— Begin Dataset entries —

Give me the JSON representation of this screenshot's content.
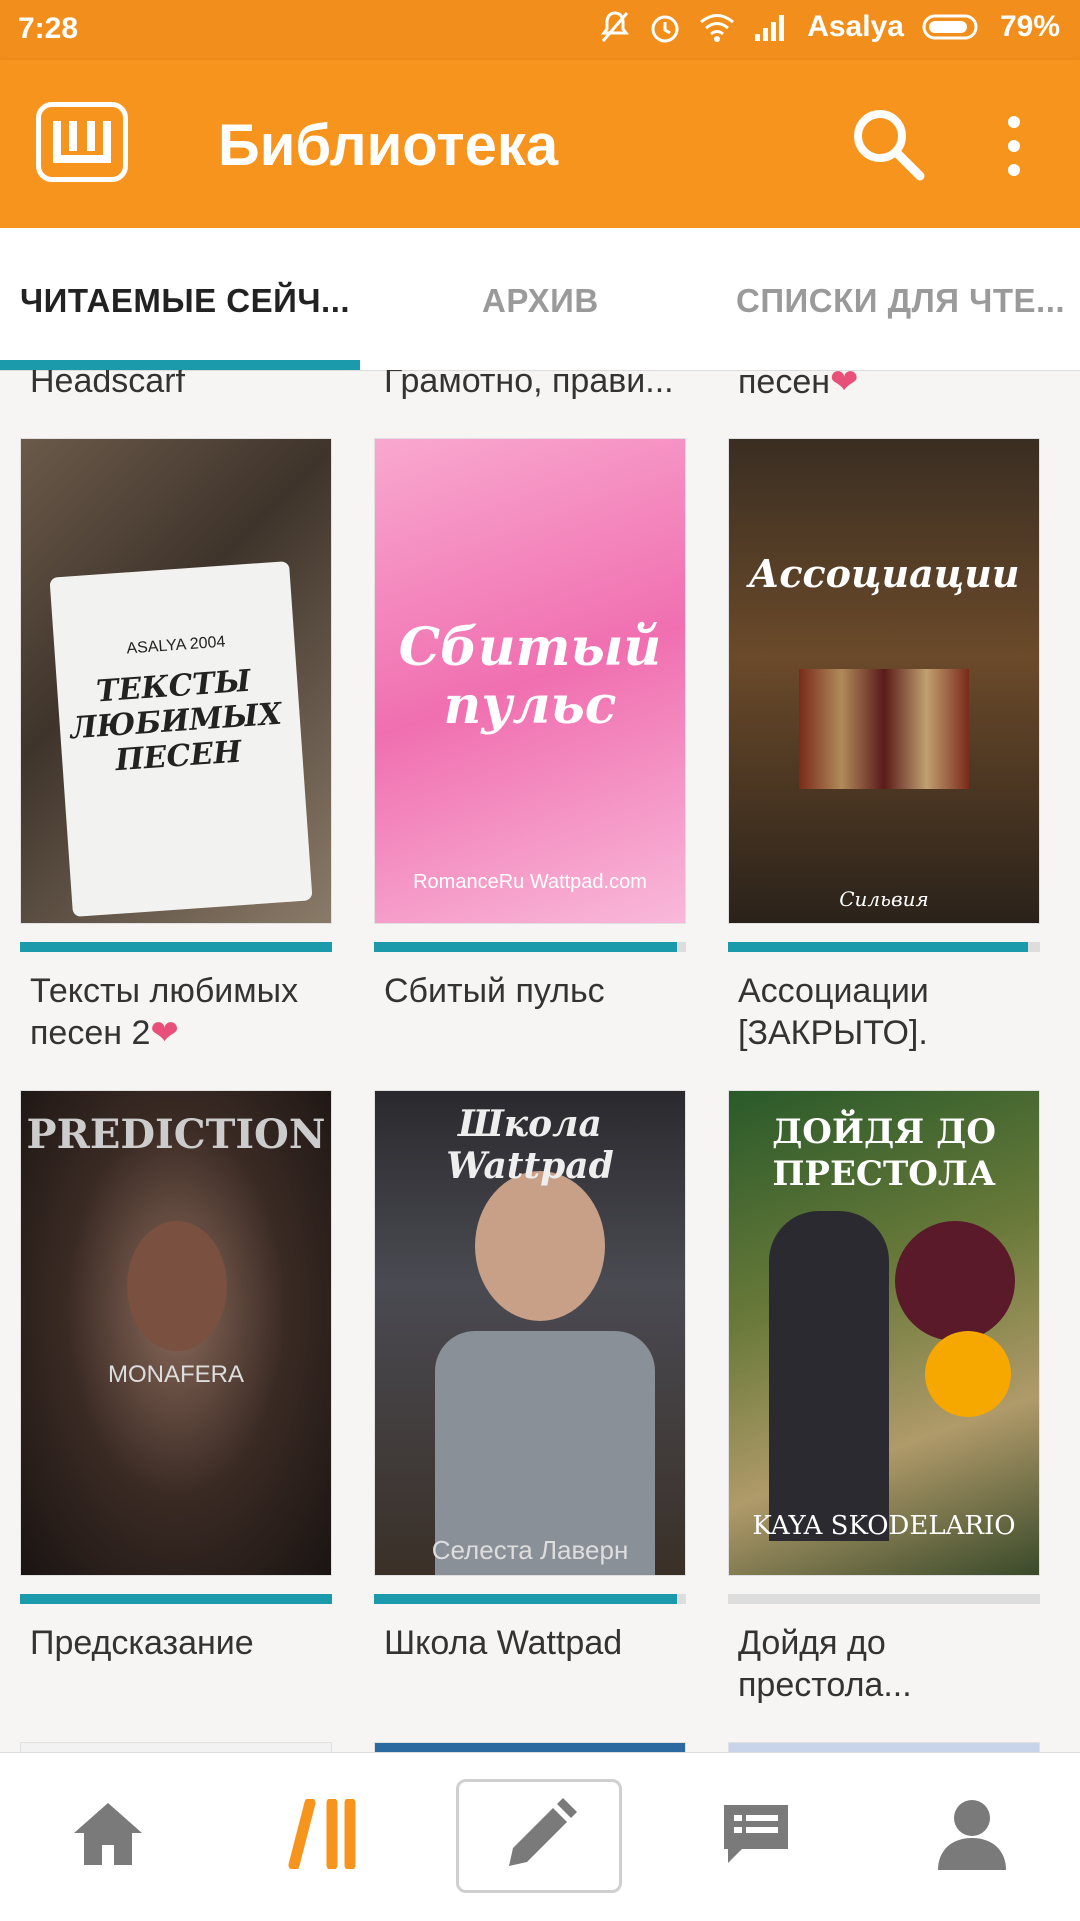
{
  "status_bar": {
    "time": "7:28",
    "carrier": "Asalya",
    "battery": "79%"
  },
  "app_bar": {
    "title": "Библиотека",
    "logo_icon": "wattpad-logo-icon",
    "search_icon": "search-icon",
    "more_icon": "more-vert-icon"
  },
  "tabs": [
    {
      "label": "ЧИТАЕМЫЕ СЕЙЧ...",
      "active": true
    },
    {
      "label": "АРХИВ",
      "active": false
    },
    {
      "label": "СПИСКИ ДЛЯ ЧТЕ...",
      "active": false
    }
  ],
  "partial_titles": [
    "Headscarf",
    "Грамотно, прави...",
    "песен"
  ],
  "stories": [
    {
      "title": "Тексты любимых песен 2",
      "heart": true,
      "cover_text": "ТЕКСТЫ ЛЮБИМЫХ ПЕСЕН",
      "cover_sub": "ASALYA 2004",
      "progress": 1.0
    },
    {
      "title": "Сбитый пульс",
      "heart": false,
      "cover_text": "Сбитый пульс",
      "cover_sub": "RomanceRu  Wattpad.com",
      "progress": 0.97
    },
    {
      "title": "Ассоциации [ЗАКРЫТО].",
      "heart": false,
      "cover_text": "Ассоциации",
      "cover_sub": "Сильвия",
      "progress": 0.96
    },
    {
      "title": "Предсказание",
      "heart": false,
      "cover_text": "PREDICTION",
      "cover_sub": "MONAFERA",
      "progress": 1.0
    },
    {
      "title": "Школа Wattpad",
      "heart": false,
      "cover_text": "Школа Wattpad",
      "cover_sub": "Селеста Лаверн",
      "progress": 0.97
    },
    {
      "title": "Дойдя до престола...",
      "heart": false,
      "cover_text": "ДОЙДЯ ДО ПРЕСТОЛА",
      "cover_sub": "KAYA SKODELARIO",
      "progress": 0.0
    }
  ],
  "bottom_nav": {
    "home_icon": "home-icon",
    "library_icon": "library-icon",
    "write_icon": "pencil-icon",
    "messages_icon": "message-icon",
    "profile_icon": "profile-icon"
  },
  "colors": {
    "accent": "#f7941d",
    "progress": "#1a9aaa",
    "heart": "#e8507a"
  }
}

— End Dataset entries —

Task to carry out = Pictures stay out; repeat all the rest of the records exactly.

Written answer =
Give me the JSON representation of this screenshot's content.
{
  "status_bar": {
    "time": "7:28",
    "carrier": "Asalya",
    "battery": "79%"
  },
  "app_bar": {
    "title": "Библиотека",
    "logo_icon": "wattpad-logo-icon",
    "search_icon": "search-icon",
    "more_icon": "more-vert-icon"
  },
  "tabs": [
    {
      "label": "ЧИТАЕМЫЕ СЕЙЧ...",
      "active": true
    },
    {
      "label": "АРХИВ",
      "active": false
    },
    {
      "label": "СПИСКИ ДЛЯ ЧТЕ...",
      "active": false
    }
  ],
  "partial_titles": [
    "Headscarf",
    "Грамотно, прави...",
    "песен"
  ],
  "stories": [
    {
      "title": "Тексты любимых песен 2",
      "heart": true,
      "cover_text": "ТЕКСТЫ ЛЮБИМЫХ ПЕСЕН",
      "cover_sub": "ASALYA 2004",
      "progress": 1.0
    },
    {
      "title": "Сбитый пульс",
      "heart": false,
      "cover_text": "Сбитый пульс",
      "cover_sub": "RomanceRu  Wattpad.com",
      "progress": 0.97
    },
    {
      "title": "Ассоциации [ЗАКРЫТО].",
      "heart": false,
      "cover_text": "Ассоциации",
      "cover_sub": "Сильвия",
      "progress": 0.96
    },
    {
      "title": "Предсказание",
      "heart": false,
      "cover_text": "PREDICTION",
      "cover_sub": "MONAFERA",
      "progress": 1.0
    },
    {
      "title": "Школа Wattpad",
      "heart": false,
      "cover_text": "Школа Wattpad",
      "cover_sub": "Селеста Лаверн",
      "progress": 0.97
    },
    {
      "title": "Дойдя до престола...",
      "heart": false,
      "cover_text": "ДОЙДЯ ДО ПРЕСТОЛА",
      "cover_sub": "KAYA SKODELARIO",
      "progress": 0.0
    }
  ],
  "bottom_nav": {
    "home_icon": "home-icon",
    "library_icon": "library-icon",
    "write_icon": "pencil-icon",
    "messages_icon": "message-icon",
    "profile_icon": "profile-icon"
  },
  "colors": {
    "accent": "#f7941d",
    "progress": "#1a9aaa",
    "heart": "#e8507a"
  }
}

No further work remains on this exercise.